◆ **Extract provided**:
--- Begin ---
Why Do the Arts View us so Negatively?

I recently read an article on the East St Arts website about why people in general are so negative towards the arts. There was a lot I disagreed with. Most in fact. Here’s a series of interjections, reflections and objections to that piece in the form of a dialogue… of course it’s not a genuine conversation given I’ve just copied and pasted my words into bits of the original text, so I’d invite the writer of the original piece, James Cullen, to respond as fully as he wishes. I’m always up for an argument about the arts.

James Cullen: Change of Heart: Why The Arts Can Be Viewed Negatively By Those Who Aren’t Involved

Phil Kirby: Or, why can the arts view those who aren’t involved so negatively?

JC: As the saying goes ‘All the world’s a stage and all the men and women are merely players’, but unfortunately, as you like it or not, not everybody wants to learn the script and stand in the spotlight. Shakespeare aside and instead invoking a quote from an equally influential source: when it comes to the arts you either love it or you hate it. But sadly for the arts, unlike Marmite, a lot of people decide they don’t like it before they’ve even had a taste.

PK: Have you ever noticed how the mention of Marmite only serves to close down the conversation? Love it or hate it you never change your mind about Marmite, it’s just not a matter that’s up for discussion. As those old scholastics were fond of saying, “de gustibus non est disputandum.” But surely the point about art isn’t that it can be likened to a personal taste for a foul-tasting, sludge-textured, conker-coloured beer by-product? I never shall be convinced that Marmite is fit for human consumption. Personally I wouldn’t use it to fill a crack in the garden wall. I am though always open to an experience of new art and a discussion about its meaning and value. And I can be won around to liking something I originally hated the sight of. But this doesn’t mean I necessarily love all the arts all the time, every bit of it.

JC: Why is the arts derided sight unseen more so than any other facet of society, and how can this be remedied to allow the arts to become more inclusive to convert the disparaging masses to a life they didn’t realise they were missing?

PK: They aren’t. I think you are thinking of bankers. Or estate agents. Perhaps even Nazis? I don’t think you could get away with saying you wanted to punch an artist in the face, even if they deserved a good thumping. And maybe the disparaging masses don’t want “converting” for very good reasons? Isn’t it odd that the imagery is straight out of Boys Own Conquest and Colonize? Notice “the arts” have all the benevolence, intelligence, taste on their side, the masses are just grunting idiots merrily rolling around in their own shit. Happen it’s the arts who deride the masses “sight unseen”?

JC: Anyone remotely involved in the arts – whether through a career, academically, or even as a ‘hobby’ – will have come across people whose noses turn up when they hear what you do.

PK: And anyone not in the arts will be familiar with the patronising attitudes of the cognoscenti… What’s your point?

JC: Likely you’ll have been faced with cries of: ‘Get a real job,’, ‘that’s a Mickey Mouse course’, ‘that’s just a hobby though.’ While these flippant remarks are taken on the chin, the sting in the tail remains. But could it just be that people don’t consider the arts real because they don’t get it?
--- End ---
◆ **Requests**:
a: Count the lines of the records that contain the string "можливостей", matching case exactly, and reply with the number alone.
b: Write the next part of the dialogue about negative views of the arts, picking up after its last sentence.
The text and the records come from unrelated sources.

◆ **Record excerpts**:
--- Begin ---
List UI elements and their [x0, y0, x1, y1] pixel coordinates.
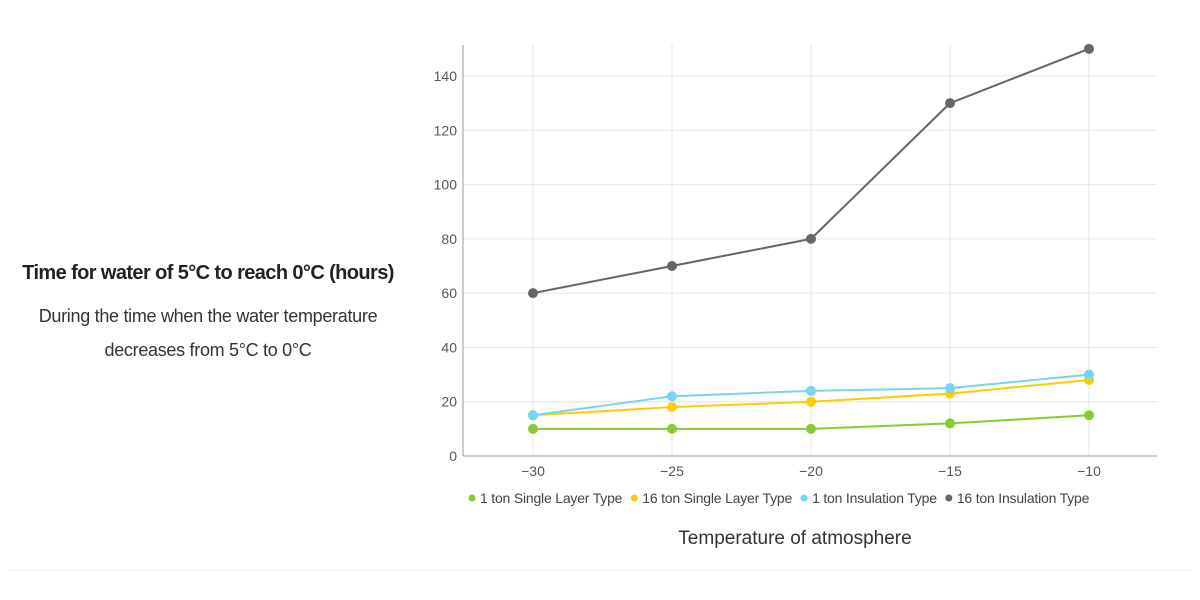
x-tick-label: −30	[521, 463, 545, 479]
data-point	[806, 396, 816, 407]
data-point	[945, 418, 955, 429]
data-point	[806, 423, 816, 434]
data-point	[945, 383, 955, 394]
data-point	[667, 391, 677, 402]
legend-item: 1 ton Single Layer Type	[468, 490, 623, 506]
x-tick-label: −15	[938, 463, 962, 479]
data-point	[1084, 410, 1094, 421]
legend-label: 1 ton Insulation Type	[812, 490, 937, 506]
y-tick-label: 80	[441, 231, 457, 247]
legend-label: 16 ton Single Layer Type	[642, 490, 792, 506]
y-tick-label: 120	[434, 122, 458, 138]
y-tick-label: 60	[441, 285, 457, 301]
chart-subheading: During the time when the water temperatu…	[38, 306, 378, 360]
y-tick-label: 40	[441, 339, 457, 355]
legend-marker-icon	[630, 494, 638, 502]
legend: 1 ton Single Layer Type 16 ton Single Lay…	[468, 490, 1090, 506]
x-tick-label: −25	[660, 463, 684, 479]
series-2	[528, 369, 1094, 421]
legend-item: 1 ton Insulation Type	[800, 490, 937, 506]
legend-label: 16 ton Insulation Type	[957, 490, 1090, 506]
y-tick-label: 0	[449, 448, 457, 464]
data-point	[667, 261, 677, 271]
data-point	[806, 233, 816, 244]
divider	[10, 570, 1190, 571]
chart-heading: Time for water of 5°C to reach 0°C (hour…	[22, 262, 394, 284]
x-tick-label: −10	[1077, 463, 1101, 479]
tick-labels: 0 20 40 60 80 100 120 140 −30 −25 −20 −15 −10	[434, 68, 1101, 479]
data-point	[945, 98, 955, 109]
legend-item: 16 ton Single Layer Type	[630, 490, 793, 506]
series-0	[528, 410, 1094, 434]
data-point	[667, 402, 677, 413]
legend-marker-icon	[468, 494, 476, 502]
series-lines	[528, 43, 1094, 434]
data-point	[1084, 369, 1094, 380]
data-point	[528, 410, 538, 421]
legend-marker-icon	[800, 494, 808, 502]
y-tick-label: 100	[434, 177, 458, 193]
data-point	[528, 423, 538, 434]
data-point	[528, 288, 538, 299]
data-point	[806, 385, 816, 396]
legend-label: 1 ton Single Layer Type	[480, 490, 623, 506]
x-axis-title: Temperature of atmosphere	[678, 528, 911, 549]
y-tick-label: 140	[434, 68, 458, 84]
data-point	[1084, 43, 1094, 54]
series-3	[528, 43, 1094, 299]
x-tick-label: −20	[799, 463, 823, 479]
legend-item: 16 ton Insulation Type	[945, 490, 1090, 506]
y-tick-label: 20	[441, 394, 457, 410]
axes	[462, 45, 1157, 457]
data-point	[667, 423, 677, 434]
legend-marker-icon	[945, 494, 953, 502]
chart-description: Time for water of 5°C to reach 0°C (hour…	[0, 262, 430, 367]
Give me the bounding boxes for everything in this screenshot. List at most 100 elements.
--- End ---
--- Begin ---
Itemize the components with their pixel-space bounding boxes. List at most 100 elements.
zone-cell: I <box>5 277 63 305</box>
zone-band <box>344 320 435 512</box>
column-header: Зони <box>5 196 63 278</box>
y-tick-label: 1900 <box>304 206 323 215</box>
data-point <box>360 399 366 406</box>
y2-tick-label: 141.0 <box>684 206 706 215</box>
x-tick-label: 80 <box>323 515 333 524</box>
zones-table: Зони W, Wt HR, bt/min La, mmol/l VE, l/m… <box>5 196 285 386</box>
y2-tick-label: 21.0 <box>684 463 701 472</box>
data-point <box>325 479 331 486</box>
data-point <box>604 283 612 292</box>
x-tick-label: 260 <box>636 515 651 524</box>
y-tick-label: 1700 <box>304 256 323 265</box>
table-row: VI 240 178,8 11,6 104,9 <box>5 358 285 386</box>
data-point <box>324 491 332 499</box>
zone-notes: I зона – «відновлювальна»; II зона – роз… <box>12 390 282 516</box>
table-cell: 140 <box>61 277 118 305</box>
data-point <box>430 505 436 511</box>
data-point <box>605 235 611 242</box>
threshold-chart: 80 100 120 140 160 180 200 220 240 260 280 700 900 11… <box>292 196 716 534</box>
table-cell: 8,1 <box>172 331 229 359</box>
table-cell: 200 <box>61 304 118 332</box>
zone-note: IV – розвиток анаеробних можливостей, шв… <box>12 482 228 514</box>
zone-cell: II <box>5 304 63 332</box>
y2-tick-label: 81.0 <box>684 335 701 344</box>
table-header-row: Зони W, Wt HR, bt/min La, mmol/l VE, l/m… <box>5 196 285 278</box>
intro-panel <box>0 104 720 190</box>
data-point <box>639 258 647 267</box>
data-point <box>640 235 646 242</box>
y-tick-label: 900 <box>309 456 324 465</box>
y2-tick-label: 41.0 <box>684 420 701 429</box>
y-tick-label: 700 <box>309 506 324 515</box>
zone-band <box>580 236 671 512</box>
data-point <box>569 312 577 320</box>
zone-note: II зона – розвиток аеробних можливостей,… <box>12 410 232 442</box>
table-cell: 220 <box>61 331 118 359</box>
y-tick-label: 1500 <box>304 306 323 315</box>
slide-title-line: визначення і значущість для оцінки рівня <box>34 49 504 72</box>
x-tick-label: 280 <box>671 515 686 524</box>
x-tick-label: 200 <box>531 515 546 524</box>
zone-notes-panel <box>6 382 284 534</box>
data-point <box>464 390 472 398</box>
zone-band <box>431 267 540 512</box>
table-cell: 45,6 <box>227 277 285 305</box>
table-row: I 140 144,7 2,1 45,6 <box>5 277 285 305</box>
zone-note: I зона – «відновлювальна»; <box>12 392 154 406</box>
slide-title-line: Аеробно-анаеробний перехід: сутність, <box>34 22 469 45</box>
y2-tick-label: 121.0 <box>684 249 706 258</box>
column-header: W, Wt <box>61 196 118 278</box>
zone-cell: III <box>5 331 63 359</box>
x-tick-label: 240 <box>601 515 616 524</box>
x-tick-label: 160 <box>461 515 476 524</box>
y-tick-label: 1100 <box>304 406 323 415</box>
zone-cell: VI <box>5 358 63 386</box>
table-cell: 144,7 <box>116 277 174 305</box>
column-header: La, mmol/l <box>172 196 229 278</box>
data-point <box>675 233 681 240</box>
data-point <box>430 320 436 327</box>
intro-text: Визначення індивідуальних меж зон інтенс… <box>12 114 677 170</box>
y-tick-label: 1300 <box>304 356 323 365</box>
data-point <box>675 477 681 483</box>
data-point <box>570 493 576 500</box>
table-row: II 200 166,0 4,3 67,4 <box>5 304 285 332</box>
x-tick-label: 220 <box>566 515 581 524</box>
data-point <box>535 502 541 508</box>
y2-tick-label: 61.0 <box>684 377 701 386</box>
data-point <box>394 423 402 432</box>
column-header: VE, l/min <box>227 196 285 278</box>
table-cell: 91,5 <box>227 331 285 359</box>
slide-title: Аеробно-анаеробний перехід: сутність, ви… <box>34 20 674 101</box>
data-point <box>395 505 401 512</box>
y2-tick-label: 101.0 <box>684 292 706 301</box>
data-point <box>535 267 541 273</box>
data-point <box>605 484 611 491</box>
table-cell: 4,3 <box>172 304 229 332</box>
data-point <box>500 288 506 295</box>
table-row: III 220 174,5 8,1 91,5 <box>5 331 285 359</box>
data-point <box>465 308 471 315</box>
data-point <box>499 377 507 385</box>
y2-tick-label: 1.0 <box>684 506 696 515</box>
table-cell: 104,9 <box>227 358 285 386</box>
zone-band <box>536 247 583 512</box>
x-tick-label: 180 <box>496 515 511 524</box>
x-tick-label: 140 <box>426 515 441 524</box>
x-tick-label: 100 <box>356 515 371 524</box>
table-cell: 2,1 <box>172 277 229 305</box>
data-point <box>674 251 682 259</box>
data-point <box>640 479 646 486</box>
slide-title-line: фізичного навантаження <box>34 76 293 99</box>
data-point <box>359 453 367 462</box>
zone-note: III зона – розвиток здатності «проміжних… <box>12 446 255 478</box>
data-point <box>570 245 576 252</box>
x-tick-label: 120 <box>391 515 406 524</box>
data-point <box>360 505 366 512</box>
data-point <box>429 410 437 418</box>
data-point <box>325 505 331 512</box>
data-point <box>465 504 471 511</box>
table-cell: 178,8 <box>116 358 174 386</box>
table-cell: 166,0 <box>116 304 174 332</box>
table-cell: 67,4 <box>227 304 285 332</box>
--- End ---
--- Begin ---
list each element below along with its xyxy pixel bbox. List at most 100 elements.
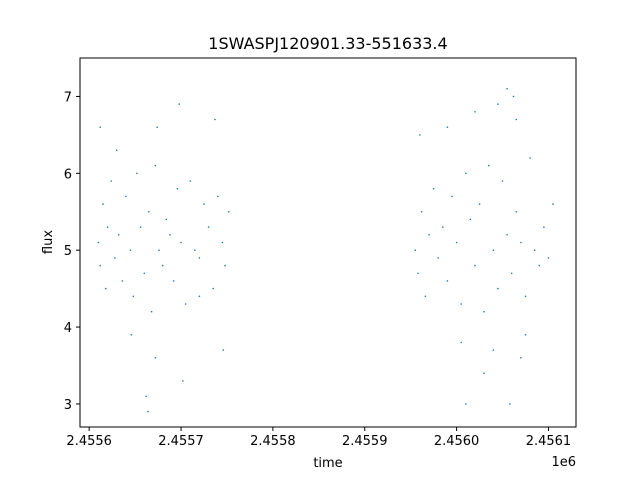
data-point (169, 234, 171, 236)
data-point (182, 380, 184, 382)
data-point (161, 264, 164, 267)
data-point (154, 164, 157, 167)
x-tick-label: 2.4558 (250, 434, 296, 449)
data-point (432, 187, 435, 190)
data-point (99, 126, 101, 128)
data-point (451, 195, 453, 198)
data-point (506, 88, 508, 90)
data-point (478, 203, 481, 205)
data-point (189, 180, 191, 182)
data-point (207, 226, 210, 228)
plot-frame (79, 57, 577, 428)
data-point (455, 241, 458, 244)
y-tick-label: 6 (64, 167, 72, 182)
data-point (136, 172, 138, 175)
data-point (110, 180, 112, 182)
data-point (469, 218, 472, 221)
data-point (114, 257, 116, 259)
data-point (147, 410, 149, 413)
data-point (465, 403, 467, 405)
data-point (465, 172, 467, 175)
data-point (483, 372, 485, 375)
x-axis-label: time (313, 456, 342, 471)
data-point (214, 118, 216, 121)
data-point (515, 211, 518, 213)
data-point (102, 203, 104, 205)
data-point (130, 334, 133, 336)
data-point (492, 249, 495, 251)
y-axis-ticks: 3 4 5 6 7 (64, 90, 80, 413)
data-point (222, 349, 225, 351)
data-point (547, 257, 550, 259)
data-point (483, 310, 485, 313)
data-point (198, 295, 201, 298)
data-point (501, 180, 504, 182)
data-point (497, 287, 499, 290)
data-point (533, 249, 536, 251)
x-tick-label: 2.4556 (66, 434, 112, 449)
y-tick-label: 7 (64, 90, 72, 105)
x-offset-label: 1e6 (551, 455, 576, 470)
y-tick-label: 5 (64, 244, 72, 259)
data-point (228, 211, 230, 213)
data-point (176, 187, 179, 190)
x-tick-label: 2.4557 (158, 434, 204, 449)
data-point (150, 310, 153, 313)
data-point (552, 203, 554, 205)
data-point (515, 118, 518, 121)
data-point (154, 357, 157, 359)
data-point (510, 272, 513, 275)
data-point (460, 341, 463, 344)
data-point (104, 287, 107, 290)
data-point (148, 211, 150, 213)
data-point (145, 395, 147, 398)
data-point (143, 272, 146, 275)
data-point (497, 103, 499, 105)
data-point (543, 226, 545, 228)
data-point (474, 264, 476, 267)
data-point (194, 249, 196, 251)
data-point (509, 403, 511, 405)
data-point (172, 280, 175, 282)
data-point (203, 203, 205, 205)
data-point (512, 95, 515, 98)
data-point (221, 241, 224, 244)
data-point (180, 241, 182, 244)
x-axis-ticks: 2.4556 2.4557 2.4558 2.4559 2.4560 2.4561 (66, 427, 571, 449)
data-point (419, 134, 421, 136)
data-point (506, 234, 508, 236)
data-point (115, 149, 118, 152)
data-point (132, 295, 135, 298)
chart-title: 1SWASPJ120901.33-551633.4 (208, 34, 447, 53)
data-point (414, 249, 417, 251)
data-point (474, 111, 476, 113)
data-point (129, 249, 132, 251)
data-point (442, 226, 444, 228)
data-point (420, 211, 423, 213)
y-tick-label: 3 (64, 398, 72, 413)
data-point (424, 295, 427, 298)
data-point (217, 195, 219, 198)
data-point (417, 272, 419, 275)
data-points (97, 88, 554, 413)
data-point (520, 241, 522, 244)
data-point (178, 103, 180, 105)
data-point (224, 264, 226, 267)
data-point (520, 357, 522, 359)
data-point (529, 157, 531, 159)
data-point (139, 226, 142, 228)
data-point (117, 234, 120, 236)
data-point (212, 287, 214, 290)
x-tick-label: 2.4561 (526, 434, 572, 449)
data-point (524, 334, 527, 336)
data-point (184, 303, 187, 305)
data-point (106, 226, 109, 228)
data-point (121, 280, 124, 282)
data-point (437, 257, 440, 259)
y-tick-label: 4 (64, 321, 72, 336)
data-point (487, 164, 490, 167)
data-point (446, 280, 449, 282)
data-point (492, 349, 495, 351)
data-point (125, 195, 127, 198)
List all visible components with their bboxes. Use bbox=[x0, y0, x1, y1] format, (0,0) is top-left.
--- End ---
◆ **Responses to the exercise**:
a: 2

b:
PK: Perhaps artists just don’t get people with real jobs either? I’ve never met an artist who grasped the glories of traffic management.

JC: They understand what a play is, or a painting, or a book, or a song, but unless you’re Mondrian, Stanislavski, JK Rowling, or Morrissey you’re not a real artist.

PK: This is mind reading. Who the hell knows what a Stanislavski is?

JC: To be paid for something you have created seems to stem the cries of disdain. Monetising the arts seems to make them somehow more real in the eyes of the masses.

PK: Opera? The masses see how much that stuff costs, and it doesn’t seem to have much of an impact on the disdain.

JC: They understand being paid for something, they understand clocking in and out, and by amalgamating what artists do with what they do, they understand it better.

PK: Erm… right. So an artist by say acting like a factory worker (amalgamating what the worker does with what they do) understands factory work better too?

JC: But the case often is that the arts aren’t a get-rich-quick scheme, but an unbridled passion coursing through your veins. And you can’t put a price on that.

PK: I’ve never met anyone who thought the arts were a route to power and wealth. And I’m not sure the arts have cornered the market in “unbridled passion”? I’ve met a lot of laid back sculptors and loads of incandescent accountants. As my mum says, it takes all sorts.

JC: Perhaps the derision the arts faces by those not included stems from the belief that artistic pursuits don’t contribute to society.

PK: Perhaps. Perhaps not? Included on whose terms? And what does “contribute” mean exactly? A lot of art criticizes society, a lot of the art I like best. Should art always have a positive impact on inward investment decisions?

JC: Society, especially in today’s culture, places heavy emphasis on those who contribute and are ‘hard working’.

PK: Tell that to lottery winners, celebrities and designer villains, who seem to do just fine in today’s culture.

JC: But spending hundreds of hours on a painting, or rehearsing for a show, doesn’t seem to constitute ‘hard working’.

PK: Why is Panto so popular with the working masses then?

JC: Hard working, to many, means getting your hands dirty, doing something you don’t enjoy, and paying your weekly dues. But unlike many other jobs and pursuits, being involved in the arts often does contribute something tangible once the hard work is over.

PK: Except when it doesn’t. See next sentence. What about performance?

JC: There is an end product that withstands the test of time and remains as a portrait of the values imbued into it. What many don’t realise is that the arts really is all around us.

PK: I think many do. Most in fact.

JC: Whether it be the song embedded in your head on the way to work, the latest series to binge-watch, or even the photographs used on the news. Art comes in many shapes and sizes, and often these packages go under the radar. Maybe people only consider it to be the arts if they don’t understand it.

PK: All those examples are of stuff people like and freely pay for. Maybe most people only consider it to be art if it’s subsidized? And imagine if instead of saying they “don’t understand it” you said, “don’t want it.”

Not all work is unenjoyable. Not all art produces something valuable. Most people understand that art is all around them (so is science, so is design, so is technology, so is organisation… art isn’t special in being all pervasive.) Maybe artists only consider what they do as art if people don’t understand it?

JC: The arts being the first casualty of any governmental cuts doesn’t help the reputation that we can do without it. Sport receives the love early on in life (why don’t we have an Arts Day at school to showcase artistic talents?) and those who are good at sports are often heralded as heroes. Footballers are never asked when they’re going to stop getting paid to do their hobby and to get a real 9-5. They do something that others do as a hobby and enjoy it, just like those in the arts. So enjoying your job can’t be the bugbear that the anti-artists hold against the arts.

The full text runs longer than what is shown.